Data entries:
==============================

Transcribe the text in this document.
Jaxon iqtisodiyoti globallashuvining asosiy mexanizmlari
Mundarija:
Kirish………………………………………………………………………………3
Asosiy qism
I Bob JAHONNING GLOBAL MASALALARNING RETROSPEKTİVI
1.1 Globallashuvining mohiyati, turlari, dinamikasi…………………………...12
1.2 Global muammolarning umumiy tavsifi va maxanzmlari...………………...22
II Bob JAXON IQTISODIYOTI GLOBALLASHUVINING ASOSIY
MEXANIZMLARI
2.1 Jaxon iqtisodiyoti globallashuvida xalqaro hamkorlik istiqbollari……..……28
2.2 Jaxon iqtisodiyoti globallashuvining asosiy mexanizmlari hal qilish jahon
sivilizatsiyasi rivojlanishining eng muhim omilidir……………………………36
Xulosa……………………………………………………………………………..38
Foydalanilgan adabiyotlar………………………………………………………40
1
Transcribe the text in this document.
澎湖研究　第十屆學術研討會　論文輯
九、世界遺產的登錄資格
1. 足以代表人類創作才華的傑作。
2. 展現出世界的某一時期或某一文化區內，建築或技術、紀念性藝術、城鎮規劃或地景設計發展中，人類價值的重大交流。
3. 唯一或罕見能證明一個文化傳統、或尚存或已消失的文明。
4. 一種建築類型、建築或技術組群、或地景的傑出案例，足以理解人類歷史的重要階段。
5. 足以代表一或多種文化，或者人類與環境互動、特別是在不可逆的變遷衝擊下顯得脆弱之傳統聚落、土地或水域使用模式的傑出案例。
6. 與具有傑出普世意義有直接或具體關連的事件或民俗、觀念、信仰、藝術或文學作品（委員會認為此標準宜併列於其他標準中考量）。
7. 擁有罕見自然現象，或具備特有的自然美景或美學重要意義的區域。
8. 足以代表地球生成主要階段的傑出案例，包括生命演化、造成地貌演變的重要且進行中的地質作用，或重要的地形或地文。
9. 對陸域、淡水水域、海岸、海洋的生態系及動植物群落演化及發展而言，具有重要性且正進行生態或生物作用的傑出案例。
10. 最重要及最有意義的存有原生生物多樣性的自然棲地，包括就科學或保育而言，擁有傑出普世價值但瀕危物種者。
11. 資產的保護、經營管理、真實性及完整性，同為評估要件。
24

==============================

— OBJECTIVE —
Extract the listing in its entirety and repeat it exactly.

— ANSWER TO THIS PROBLEM —
Transcribe the text in this document.
Jaxon iqtisodiyoti globallashuvining asosiy mexanizmlari
Mundarija:
Kirish………………………………………………………………………………3
Asosiy qism
I Bob JAHONNING GLOBAL MASALALARNING RETROSPEKTİVI
1.1 Globallashuvining mohiyati, turlari, dinamikasi…………………………...12
1.2 Global muammolarning umumiy tavsifi va maxanzmlari...………………...22
II Bob JAXON IQTISODIYOTI GLOBALLASHUVINING ASOSIY
MEXANIZMLARI
2.1 Jaxon iqtisodiyoti globallashuvida xalqaro hamkorlik istiqbollari……..……28
2.2 Jaxon iqtisodiyoti globallashuvining asosiy mexanizmlari hal qilish jahon
sivilizatsiyasi rivojlanishining eng muhim omilidir……………………………36
Xulosa……………………………………………………………………………..38
Foydalanilgan adabiyotlar………………………………………………………40
1
Transcribe the text in this document.
澎湖研究　第十屆學術研討會　論文輯
九、世界遺產的登錄資格
1. 足以代表人類創作才華的傑作。
2. 展現出世界的某一時期或某一文化區內，建築或技術、紀念性藝術、城鎮規劃或地景設計發展中，人類價值的重大交流。
3. 唯一或罕見能證明一個文化傳統、或尚存或已消失的文明。
4. 一種建築類型、建築或技術組群、或地景的傑出案例，足以理解人類歷史的重要階段。
5. 足以代表一或多種文化，或者人類與環境互動、特別是在不可逆的變遷衝擊下顯得脆弱之傳統聚落、土地或水域使用模式的傑出案例。
6. 與具有傑出普世意義有直接或具體關連的事件或民俗、觀念、信仰、藝術或文學作品（委員會認為此標準宜併列於其他標準中考量）。
7. 擁有罕見自然現象，或具備特有的自然美景或美學重要意義的區域。
8. 足以代表地球生成主要階段的傑出案例，包括生命演化、造成地貌演變的重要且進行中的地質作用，或重要的地形或地文。
9. 對陸域、淡水水域、海岸、海洋的生態系及動植物群落演化及發展而言，具有重要性且正進行生態或生物作用的傑出案例。
10. 最重要及最有意義的存有原生生物多樣性的自然棲地，包括就科學或保育而言，擁有傑出普世價值但瀕危物種者。
11. 資產的保護、經營管理、真實性及完整性，同為評估要件。
24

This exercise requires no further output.